• REQUEST: Below are some records. Copy every line in them that holds "Teapplix".

Stored data entries
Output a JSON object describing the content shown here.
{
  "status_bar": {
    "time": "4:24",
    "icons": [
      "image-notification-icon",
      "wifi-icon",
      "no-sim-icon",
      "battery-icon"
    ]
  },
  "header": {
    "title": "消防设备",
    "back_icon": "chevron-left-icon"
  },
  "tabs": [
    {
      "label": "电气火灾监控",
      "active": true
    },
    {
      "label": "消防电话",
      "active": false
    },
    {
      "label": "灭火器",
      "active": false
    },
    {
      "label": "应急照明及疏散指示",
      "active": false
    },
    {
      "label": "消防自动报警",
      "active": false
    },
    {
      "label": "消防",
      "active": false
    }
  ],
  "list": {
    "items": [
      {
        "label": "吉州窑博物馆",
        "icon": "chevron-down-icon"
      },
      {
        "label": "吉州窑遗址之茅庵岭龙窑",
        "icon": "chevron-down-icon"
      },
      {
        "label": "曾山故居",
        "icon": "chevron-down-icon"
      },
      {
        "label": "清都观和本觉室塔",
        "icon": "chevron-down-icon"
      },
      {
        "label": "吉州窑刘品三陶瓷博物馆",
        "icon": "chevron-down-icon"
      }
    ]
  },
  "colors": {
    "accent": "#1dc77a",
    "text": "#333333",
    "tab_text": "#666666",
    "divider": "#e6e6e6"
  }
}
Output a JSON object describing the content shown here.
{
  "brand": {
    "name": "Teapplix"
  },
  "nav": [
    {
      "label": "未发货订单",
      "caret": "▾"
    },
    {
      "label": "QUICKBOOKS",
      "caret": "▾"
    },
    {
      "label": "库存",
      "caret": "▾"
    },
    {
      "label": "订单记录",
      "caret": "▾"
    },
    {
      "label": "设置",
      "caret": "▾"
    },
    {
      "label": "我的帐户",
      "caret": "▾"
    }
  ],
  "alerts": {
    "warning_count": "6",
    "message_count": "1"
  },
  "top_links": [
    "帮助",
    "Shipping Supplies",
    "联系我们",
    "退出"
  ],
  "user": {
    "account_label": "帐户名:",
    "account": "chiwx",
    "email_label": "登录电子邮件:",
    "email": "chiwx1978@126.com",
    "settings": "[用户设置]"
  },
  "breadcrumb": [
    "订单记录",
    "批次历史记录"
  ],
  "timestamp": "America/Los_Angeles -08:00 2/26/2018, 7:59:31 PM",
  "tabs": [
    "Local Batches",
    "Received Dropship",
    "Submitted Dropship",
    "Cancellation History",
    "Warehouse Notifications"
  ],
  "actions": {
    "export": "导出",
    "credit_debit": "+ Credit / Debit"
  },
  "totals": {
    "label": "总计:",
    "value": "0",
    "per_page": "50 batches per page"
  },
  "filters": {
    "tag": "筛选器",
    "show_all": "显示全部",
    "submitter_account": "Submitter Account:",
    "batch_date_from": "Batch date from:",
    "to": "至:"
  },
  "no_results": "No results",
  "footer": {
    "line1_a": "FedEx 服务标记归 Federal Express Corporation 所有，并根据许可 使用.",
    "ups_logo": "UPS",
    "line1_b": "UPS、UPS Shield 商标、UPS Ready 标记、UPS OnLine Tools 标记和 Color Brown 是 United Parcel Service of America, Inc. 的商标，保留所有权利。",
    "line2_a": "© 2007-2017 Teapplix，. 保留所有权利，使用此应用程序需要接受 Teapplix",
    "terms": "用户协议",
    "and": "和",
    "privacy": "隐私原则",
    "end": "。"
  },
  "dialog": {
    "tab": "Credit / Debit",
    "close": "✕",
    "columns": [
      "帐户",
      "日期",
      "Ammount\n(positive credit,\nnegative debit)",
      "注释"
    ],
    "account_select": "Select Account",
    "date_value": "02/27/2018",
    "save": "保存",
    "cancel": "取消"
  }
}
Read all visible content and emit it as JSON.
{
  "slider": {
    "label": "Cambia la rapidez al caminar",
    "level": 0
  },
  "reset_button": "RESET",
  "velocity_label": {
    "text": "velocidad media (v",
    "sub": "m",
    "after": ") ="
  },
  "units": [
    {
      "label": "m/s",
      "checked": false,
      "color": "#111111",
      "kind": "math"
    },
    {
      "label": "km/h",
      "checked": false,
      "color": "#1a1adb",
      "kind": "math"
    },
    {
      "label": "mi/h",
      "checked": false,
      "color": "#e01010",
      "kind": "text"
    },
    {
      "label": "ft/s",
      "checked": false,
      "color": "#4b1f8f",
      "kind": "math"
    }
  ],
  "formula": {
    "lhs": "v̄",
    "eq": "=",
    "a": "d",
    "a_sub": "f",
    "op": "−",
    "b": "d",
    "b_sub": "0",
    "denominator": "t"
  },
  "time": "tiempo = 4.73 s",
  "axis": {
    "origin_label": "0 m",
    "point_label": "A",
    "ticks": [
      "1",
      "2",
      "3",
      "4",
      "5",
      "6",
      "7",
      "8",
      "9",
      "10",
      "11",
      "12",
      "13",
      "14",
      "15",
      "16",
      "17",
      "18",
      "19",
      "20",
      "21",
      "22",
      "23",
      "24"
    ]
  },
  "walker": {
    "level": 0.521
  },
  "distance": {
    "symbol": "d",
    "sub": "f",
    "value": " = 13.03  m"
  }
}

• EXPECTED ANSWER:
    "name": "Teapplix"
    "line2_a": "© 2007-2017 Teapplix，. 保留所有权利，使用此应用程序需要接受 Teapplix",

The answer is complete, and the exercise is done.